Return all of the lines below exactly as they are.

» **Records for this task**
###

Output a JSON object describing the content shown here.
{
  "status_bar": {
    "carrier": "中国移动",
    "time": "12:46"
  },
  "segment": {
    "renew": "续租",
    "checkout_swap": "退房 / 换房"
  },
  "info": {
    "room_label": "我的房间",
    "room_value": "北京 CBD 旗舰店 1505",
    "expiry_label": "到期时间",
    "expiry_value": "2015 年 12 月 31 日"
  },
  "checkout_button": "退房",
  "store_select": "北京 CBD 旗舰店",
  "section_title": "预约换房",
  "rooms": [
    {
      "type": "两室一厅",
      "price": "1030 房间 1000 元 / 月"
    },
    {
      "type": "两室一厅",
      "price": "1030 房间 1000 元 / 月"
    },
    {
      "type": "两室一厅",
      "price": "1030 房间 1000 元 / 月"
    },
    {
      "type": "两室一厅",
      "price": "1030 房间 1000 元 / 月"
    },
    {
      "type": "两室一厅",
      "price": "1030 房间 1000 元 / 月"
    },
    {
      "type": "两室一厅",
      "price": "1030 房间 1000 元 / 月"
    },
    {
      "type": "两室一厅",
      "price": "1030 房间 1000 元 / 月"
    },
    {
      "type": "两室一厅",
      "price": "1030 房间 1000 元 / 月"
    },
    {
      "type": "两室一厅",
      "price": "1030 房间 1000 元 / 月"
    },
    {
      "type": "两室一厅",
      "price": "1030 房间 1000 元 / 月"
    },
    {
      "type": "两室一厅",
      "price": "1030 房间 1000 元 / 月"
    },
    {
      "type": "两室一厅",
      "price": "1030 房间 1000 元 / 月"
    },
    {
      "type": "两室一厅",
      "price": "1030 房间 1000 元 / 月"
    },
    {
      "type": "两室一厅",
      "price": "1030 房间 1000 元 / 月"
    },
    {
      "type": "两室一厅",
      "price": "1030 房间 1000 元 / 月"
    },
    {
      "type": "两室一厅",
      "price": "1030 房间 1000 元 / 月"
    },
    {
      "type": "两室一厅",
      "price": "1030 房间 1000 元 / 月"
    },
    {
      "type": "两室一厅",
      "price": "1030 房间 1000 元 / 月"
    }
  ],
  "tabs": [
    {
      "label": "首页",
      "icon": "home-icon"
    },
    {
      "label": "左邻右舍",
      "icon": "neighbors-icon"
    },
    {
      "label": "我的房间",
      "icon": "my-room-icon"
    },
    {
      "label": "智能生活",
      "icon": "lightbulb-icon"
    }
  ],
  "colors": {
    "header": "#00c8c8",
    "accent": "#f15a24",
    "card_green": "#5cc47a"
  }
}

###

» **Written reply**
Output a JSON object describing the content shown here.
{
  "status_bar": {
    "carrier": "中国移动",
    "time": "12:46"
  },
  "segment": {
    "renew": "续租",
    "checkout_swap": "退房 / 换房"
  },
  "info": {
    "room_label": "我的房间",
    "room_value": "北京 CBD 旗舰店 1505",
    "expiry_label": "到期时间",
    "expiry_value": "2015 年 12 月 31 日"
  },
  "checkout_button": "退房",
  "store_select": "北京 CBD 旗舰店",
  "section_title": "预约换房",
  "rooms": [
    {
      "type": "两室一厅",
      "price": "1030 房间 1000 元 / 月"
    },
    {
      "type": "两室一厅",
      "price": "1030 房间 1000 元 / 月"
    },
    {
      "type": "两室一厅",
      "price": "1030 房间 1000 元 / 月"
    },
    {
      "type": "两室一厅",
      "price": "1030 房间 1000 元 / 月"
    },
    {
      "type": "两室一厅",
      "price": "1030 房间 1000 元 / 月"
    },
    {
      "type": "两室一厅",
      "price": "1030 房间 1000 元 / 月"
    },
    {
      "type": "两室一厅",
      "price": "1030 房间 1000 元 / 月"
    },
    {
      "type": "两室一厅",
      "price": "1030 房间 1000 元 / 月"
    },
    {
      "type": "两室一厅",
      "price": "1030 房间 1000 元 / 月"
    },
    {
      "type": "两室一厅",
      "price": "1030 房间 1000 元 / 月"
    },
    {
      "type": "两室一厅",
      "price": "1030 房间 1000 元 / 月"
    },
    {
      "type": "两室一厅",
      "price": "1030 房间 1000 元 / 月"
    },
    {
      "type": "两室一厅",
      "price": "1030 房间 1000 元 / 月"
    },
    {
      "type": "两室一厅",
      "price": "1030 房间 1000 元 / 月"
    },
    {
      "type": "两室一厅",
      "price": "1030 房间 1000 元 / 月"
    },
    {
      "type": "两室一厅",
      "price": "1030 房间 1000 元 / 月"
    },
    {
      "type": "两室一厅",
      "price": "1030 房间 1000 元 / 月"
    },
    {
      "type": "两室一厅",
      "price": "1030 房间 1000 元 / 月"
    }
  ],
  "tabs": [
    {
      "label": "首页",
      "icon": "home-icon"
    },
    {
      "label": "左邻右舍",
      "icon": "neighbors-icon"
    },
    {
      "label": "我的房间",
      "icon": "my-room-icon"
    },
    {
      "label": "智能生活",
      "icon": "lightbulb-icon"
    }
  ],
  "colors": {
    "header": "#00c8c8",
    "accent": "#f15a24",
    "card_green": "#5cc47a"
  }
}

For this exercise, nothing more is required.